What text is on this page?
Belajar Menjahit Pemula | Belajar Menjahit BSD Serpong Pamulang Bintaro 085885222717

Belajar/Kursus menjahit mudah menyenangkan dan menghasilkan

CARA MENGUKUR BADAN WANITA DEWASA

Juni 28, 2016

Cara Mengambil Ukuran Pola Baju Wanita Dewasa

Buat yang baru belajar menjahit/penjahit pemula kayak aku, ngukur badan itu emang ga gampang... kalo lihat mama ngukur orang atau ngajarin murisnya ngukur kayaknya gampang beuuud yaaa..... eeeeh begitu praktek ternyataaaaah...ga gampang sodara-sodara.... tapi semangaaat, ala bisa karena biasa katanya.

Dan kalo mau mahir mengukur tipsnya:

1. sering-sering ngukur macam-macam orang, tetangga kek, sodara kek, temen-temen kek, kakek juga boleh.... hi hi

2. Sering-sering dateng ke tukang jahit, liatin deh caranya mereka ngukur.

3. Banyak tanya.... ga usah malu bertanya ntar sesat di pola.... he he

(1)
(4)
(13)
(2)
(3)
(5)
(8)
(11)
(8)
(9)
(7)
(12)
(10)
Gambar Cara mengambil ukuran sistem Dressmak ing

* What to work on: Output all preceding records character for character.

* Output:
What text is on this page?
Belajar Menjahit Pemula | Belajar Menjahit BSD Serpong Pamulang Bintaro 085885222717

Belajar/Kursus menjahit mudah menyenangkan dan menghasilkan

CARA MENGUKUR BADAN WANITA DEWASA

Juni 28, 2016

Cara Mengambil Ukuran Pola Baju Wanita Dewasa

Buat yang baru belajar menjahit/penjahit pemula kayak aku, ngukur badan itu emang ga gampang... kalo lihat mama ngukur orang atau ngajarin murisnya ngukur kayaknya gampang beuuud yaaa..... eeeeh begitu praktek ternyataaaaah...ga gampang sodara-sodara.... tapi semangaaat, ala bisa karena biasa katanya.

Dan kalo mau mahir mengukur tipsnya:

1. sering-sering ngukur macam-macam orang, tetangga kek, sodara kek, temen-temen kek, kakek juga boleh.... hi hi

2. Sering-sering dateng ke tukang jahit, liatin deh caranya mereka ngukur.

3. Banyak tanya.... ga usah malu bertanya ntar sesat di pola.... he he

(1)
(4)
(13)
(2)
(3)
(5)
(8)
(11)
(8)
(9)
(7)
(12)
(10)
Gambar Cara mengambil ukuran sistem Dressmak ing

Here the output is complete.